Work required:
Pick out every line of the entries below where "Mesh" occurs, and copy those lines.

** start of Input for this task **

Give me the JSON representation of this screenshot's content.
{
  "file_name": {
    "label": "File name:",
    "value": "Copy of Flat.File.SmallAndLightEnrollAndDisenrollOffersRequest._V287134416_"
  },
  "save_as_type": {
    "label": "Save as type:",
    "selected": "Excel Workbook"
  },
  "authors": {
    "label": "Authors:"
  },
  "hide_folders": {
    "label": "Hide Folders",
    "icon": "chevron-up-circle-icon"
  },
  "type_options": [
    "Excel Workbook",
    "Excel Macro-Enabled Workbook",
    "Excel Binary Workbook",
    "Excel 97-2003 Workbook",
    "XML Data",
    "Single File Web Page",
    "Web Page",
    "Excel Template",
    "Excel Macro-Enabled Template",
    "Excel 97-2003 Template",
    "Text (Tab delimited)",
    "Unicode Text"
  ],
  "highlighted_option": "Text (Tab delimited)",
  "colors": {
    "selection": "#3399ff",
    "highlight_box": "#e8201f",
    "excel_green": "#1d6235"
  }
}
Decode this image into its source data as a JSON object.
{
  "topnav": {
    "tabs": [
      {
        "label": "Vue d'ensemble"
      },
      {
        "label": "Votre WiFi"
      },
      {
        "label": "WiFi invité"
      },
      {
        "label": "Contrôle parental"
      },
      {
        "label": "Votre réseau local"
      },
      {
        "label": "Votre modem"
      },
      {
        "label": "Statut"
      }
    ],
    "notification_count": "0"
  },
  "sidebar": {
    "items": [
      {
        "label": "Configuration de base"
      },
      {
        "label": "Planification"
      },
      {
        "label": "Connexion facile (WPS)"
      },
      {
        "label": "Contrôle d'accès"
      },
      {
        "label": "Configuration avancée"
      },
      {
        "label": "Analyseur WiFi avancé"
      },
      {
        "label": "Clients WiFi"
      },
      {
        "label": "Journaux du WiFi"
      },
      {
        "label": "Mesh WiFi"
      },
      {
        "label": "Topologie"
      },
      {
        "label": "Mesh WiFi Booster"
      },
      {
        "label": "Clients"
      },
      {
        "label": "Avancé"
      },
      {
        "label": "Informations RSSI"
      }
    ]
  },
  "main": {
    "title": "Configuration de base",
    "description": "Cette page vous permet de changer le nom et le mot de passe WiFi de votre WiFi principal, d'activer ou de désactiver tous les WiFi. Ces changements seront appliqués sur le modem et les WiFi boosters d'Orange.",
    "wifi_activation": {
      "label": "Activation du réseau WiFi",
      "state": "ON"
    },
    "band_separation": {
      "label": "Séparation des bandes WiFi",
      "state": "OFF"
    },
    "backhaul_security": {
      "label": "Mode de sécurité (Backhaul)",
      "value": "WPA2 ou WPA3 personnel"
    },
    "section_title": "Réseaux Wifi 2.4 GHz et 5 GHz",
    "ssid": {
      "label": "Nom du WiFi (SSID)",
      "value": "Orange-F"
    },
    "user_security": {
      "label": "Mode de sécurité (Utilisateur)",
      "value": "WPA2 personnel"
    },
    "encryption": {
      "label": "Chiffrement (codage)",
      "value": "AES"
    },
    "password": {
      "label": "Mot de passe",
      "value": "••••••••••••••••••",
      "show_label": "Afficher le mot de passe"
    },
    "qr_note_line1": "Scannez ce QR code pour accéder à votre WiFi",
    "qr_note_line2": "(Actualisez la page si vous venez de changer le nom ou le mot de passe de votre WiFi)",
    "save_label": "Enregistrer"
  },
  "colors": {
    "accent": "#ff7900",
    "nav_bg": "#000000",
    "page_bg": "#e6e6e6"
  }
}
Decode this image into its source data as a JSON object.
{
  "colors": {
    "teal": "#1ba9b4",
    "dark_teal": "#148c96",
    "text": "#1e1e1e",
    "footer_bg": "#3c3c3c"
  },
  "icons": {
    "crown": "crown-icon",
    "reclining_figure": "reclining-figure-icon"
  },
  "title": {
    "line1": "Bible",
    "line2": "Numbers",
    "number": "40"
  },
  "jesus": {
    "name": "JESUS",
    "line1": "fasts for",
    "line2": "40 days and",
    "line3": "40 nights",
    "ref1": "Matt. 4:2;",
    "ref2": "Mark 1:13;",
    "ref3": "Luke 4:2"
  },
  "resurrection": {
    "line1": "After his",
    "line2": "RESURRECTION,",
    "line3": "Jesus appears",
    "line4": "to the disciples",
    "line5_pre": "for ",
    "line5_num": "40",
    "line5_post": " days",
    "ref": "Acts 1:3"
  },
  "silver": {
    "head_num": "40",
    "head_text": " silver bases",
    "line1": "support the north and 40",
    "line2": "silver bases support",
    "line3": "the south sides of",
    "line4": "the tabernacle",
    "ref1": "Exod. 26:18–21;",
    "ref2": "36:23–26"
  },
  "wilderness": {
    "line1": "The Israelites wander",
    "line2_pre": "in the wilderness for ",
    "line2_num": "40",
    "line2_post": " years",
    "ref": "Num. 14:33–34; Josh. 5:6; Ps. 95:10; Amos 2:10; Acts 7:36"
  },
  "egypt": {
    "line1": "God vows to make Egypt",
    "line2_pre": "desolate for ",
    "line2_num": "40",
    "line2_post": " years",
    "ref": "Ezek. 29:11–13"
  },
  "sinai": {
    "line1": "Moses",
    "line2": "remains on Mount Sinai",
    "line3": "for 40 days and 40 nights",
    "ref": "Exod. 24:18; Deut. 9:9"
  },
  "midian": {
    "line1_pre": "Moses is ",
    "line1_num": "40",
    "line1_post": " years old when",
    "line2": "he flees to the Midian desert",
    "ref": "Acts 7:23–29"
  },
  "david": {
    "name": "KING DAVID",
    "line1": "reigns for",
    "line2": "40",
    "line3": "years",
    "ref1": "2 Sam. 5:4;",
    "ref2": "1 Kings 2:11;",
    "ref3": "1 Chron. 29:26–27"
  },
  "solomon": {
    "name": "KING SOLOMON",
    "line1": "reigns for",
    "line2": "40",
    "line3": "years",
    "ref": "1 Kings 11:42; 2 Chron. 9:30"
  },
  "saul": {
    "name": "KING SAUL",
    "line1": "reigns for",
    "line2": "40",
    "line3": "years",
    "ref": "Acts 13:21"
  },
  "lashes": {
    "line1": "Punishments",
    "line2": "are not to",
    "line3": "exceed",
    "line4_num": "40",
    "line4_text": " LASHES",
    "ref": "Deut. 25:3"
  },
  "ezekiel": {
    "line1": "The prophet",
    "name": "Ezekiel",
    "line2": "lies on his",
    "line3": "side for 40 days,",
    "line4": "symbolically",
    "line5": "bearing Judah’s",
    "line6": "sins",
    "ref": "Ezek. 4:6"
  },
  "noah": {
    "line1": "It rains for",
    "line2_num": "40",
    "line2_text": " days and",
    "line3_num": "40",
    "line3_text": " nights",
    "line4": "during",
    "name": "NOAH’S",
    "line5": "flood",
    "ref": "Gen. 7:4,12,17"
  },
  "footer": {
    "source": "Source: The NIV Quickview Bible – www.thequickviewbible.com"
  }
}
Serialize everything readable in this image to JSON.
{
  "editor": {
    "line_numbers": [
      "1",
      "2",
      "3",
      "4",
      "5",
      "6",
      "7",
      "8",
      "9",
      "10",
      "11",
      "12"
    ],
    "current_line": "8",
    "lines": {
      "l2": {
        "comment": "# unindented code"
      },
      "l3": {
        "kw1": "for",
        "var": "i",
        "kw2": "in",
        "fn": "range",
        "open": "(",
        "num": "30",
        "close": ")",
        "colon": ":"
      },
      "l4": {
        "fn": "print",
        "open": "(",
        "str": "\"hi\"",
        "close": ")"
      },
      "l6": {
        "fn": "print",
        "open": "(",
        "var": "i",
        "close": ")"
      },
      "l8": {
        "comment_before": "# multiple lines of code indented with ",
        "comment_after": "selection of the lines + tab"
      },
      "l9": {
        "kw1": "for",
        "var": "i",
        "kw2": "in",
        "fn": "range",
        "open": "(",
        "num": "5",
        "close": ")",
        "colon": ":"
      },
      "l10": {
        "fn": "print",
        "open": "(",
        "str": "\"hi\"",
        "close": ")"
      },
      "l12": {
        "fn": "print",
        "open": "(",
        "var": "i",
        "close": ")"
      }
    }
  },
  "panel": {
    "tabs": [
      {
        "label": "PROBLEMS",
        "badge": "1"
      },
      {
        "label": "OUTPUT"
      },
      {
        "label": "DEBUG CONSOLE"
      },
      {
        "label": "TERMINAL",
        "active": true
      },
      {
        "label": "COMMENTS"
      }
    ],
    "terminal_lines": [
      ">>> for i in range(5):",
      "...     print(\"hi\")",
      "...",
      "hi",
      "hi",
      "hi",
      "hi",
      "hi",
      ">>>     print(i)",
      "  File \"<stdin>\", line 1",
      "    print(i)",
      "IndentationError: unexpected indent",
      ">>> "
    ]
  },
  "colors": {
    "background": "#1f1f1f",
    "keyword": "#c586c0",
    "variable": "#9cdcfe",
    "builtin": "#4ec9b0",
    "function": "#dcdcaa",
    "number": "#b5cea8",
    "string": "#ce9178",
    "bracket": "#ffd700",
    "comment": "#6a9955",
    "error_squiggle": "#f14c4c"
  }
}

** end of Input for this task **

Result:
        "label": "Mesh WiFi"
        "label": "Mesh WiFi Booster"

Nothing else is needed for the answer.